- **Your instructions**:
In the entries below, find the lines that contain the word "GBPJPY" and copy them.
Start of Provided material
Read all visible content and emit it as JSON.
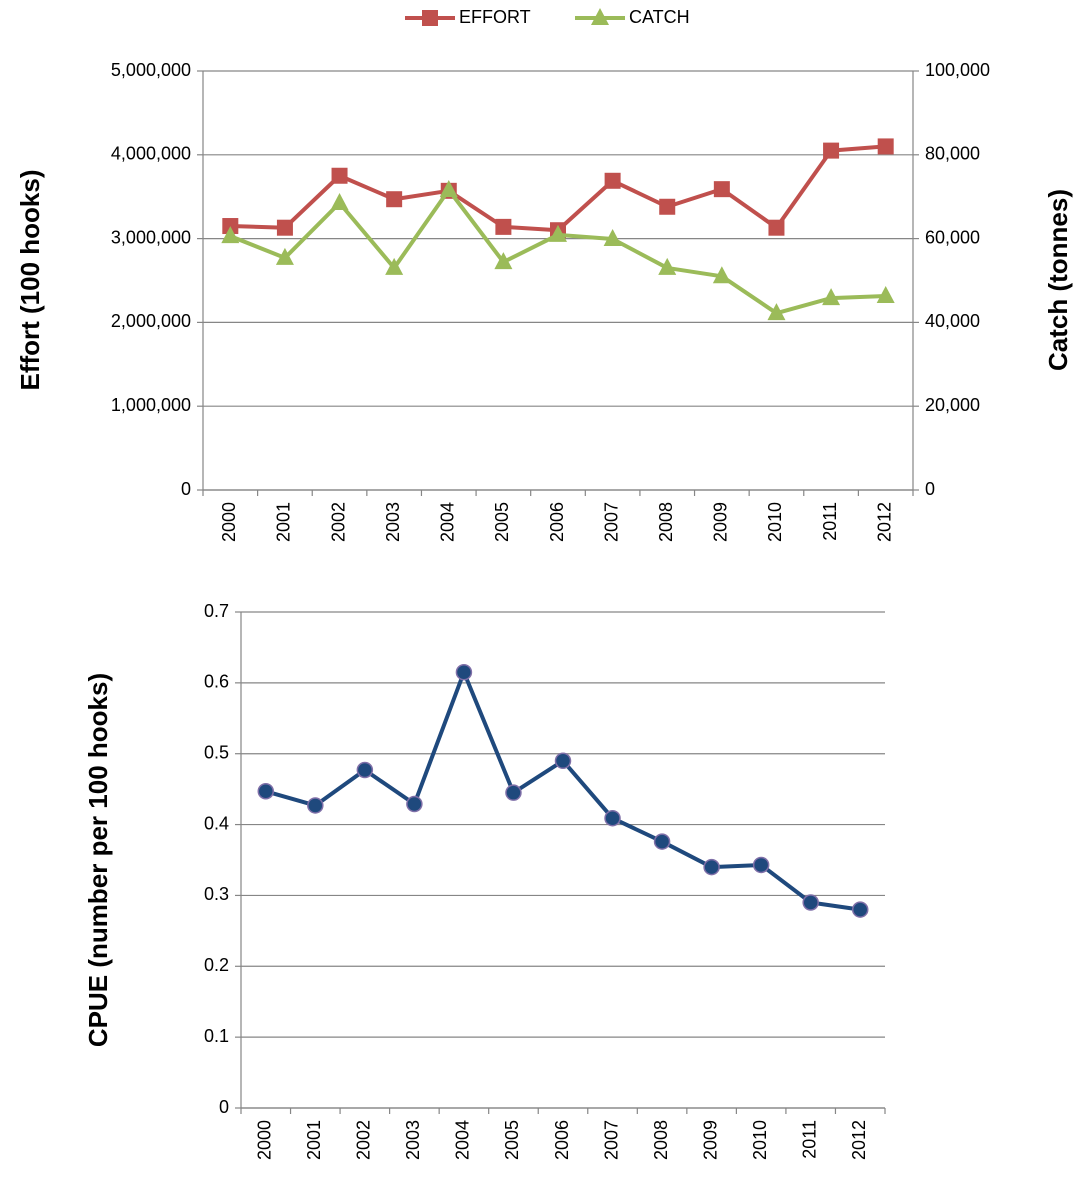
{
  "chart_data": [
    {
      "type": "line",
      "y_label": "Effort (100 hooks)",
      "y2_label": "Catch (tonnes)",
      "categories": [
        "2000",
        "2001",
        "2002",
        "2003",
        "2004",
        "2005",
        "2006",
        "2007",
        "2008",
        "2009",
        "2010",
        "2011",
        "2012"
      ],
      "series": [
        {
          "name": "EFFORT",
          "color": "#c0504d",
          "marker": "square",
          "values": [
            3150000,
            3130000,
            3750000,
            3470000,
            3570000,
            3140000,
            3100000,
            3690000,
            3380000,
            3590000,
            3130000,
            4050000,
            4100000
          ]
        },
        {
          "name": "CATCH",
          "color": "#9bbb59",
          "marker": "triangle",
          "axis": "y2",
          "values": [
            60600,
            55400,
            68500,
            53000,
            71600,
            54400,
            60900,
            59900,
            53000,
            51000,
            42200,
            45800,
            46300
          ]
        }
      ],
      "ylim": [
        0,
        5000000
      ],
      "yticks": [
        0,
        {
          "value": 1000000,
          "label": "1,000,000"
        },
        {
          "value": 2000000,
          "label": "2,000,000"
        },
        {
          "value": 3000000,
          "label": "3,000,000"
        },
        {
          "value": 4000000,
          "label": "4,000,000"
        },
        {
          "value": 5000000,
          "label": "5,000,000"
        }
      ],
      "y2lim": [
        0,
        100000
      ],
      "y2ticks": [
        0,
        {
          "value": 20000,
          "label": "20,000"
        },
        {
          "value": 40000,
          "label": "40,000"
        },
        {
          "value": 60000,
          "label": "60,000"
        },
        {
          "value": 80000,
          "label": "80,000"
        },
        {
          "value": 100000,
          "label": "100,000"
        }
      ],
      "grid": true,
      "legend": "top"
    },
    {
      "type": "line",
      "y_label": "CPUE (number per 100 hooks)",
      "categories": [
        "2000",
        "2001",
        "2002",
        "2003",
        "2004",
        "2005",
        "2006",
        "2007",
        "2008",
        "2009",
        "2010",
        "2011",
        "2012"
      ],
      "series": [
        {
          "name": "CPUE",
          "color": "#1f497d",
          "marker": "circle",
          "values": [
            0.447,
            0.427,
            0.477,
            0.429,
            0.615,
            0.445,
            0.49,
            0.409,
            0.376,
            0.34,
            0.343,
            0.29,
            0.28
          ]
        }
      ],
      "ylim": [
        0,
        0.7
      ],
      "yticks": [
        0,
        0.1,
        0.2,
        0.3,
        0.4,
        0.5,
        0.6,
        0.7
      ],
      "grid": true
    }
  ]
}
End of Provided material
Start of Provided material
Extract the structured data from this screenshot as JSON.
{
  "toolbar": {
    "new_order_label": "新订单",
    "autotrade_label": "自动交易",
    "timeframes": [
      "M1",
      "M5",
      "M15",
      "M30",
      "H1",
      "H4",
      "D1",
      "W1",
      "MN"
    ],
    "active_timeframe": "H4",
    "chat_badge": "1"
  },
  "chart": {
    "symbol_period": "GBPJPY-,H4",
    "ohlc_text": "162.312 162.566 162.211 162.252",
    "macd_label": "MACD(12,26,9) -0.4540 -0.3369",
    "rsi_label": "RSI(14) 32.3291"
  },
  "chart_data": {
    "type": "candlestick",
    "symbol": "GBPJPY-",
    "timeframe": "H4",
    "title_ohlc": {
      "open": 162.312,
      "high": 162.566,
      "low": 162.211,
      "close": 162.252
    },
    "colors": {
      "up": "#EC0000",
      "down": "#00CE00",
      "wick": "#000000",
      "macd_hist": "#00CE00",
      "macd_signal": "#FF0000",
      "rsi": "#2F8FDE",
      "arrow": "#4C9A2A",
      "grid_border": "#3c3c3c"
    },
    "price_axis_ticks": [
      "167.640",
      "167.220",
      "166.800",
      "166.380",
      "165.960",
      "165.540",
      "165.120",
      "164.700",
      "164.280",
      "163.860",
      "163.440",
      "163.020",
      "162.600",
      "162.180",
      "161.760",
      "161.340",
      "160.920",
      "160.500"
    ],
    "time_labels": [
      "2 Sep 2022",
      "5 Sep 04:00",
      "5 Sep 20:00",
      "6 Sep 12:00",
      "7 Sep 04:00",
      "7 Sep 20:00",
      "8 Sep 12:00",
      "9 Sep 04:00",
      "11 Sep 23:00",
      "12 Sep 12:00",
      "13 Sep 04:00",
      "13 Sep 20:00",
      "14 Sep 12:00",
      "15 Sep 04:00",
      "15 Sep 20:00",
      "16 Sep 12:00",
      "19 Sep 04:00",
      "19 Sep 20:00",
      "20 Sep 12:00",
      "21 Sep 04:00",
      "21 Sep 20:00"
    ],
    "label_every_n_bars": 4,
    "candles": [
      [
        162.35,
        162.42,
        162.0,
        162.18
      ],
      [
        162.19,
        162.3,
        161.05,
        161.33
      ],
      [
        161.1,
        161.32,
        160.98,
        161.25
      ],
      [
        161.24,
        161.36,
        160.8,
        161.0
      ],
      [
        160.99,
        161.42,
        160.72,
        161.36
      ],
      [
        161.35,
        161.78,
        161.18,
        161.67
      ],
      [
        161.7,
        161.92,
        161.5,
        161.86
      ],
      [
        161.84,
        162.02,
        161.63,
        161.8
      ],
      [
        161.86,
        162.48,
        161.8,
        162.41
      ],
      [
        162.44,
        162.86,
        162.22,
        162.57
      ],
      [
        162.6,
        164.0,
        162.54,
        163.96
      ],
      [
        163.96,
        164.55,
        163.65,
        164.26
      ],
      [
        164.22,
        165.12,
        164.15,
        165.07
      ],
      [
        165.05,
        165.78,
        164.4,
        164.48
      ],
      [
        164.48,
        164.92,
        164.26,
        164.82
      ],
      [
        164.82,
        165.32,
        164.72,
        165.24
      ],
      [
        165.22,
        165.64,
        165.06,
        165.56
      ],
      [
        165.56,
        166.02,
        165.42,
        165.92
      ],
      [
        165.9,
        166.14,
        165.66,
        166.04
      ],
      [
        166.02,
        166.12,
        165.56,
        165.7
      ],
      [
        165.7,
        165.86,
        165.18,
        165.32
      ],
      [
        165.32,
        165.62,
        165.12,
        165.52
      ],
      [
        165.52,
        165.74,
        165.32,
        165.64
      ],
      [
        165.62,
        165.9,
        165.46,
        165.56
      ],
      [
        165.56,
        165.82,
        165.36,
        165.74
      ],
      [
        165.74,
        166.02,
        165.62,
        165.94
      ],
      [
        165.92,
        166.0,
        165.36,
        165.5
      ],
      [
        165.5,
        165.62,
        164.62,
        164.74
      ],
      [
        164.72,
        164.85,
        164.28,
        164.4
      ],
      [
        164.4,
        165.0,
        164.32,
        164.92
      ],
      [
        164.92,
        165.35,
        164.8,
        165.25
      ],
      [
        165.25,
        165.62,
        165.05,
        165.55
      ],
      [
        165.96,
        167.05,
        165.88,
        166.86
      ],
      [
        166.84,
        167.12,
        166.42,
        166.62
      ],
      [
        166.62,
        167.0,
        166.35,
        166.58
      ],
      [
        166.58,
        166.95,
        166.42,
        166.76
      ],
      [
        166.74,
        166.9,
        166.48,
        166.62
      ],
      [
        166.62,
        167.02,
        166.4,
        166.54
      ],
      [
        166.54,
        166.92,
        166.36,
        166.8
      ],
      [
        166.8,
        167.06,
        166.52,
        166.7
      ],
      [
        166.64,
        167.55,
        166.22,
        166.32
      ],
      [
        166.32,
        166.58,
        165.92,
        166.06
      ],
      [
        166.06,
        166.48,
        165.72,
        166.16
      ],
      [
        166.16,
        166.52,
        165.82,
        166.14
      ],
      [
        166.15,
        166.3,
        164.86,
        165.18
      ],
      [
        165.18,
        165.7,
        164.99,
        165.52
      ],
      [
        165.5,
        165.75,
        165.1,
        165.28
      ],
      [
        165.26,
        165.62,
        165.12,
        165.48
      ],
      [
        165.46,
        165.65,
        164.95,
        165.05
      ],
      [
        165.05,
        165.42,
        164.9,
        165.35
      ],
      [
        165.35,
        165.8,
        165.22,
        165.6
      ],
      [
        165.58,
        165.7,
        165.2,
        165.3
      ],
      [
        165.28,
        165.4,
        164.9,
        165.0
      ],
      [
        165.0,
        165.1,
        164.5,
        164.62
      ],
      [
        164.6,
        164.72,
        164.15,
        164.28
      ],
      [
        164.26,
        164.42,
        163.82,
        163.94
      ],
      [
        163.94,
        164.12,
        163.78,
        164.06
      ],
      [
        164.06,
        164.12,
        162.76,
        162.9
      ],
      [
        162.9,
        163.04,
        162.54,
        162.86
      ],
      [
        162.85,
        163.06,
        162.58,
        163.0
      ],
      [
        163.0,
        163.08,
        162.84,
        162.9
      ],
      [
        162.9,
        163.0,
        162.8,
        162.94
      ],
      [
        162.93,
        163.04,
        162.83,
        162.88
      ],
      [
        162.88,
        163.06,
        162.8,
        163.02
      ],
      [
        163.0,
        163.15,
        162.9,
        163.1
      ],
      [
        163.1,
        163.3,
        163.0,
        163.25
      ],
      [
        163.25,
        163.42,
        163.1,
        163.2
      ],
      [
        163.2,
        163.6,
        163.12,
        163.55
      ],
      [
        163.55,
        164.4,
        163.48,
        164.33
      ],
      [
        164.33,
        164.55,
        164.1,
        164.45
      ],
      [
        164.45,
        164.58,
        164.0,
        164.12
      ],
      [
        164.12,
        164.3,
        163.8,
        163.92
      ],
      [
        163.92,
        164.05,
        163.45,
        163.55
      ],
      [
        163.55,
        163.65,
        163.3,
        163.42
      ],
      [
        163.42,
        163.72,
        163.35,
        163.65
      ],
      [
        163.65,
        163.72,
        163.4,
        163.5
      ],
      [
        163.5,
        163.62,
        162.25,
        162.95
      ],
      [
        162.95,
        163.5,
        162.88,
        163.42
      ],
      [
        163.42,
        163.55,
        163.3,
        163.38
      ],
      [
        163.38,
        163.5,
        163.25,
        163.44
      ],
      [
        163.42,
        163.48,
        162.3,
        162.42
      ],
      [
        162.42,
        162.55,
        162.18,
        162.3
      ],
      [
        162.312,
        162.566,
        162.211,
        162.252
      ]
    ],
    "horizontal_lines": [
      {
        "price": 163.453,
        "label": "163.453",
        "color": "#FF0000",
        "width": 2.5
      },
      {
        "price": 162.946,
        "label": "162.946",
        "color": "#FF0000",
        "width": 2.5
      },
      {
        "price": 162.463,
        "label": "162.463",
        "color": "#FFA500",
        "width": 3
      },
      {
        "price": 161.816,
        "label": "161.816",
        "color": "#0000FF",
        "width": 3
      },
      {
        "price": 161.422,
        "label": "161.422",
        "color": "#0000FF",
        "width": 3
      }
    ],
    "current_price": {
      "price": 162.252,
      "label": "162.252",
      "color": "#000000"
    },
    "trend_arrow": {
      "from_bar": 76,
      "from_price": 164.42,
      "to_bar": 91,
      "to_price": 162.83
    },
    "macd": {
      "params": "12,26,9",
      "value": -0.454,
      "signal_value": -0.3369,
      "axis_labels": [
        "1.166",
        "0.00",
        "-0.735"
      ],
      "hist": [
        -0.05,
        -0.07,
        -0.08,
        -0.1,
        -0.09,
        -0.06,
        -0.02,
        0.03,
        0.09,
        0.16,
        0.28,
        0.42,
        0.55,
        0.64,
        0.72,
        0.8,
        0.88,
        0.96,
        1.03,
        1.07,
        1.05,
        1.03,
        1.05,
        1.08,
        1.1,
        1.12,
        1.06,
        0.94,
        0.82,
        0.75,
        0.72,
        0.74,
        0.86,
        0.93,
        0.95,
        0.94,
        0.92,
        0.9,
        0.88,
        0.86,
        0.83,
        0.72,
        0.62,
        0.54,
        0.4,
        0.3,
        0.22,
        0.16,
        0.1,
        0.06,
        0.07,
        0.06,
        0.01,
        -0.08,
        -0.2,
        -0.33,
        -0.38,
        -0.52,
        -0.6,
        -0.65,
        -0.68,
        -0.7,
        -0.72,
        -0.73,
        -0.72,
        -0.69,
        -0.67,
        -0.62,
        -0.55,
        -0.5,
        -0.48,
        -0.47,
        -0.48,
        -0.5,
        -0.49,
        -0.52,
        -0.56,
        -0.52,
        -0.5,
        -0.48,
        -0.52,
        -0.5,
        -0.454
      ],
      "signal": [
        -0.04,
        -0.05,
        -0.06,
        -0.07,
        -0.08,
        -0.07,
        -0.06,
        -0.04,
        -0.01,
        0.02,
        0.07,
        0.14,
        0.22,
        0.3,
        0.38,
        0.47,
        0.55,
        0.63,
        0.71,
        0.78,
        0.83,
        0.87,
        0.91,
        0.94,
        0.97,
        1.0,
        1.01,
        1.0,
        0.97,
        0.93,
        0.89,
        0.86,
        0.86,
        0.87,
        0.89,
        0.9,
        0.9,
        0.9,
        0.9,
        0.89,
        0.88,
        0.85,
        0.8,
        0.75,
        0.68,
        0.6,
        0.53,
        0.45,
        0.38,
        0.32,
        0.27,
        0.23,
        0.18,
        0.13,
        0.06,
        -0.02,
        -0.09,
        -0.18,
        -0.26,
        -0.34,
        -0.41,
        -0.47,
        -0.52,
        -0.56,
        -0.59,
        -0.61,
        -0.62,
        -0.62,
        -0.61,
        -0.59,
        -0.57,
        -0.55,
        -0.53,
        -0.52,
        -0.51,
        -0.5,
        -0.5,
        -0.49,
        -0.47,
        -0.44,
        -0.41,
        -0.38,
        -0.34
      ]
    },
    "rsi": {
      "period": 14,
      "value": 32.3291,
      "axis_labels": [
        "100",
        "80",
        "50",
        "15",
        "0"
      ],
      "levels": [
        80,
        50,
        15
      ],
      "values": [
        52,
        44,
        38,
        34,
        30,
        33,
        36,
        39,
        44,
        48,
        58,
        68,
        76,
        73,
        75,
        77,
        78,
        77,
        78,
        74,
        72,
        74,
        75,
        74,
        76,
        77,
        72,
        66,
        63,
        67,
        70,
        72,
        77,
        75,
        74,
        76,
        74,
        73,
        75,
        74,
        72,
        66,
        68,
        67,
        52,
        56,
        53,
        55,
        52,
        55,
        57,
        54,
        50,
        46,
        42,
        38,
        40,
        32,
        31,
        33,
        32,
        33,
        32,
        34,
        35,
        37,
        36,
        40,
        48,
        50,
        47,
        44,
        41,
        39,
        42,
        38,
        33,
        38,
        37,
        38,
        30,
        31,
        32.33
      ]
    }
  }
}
End of Provided material
- **Full output**:
    "symbol_period": "GBPJPY-,H4",
    "symbol": "GBPJPY-",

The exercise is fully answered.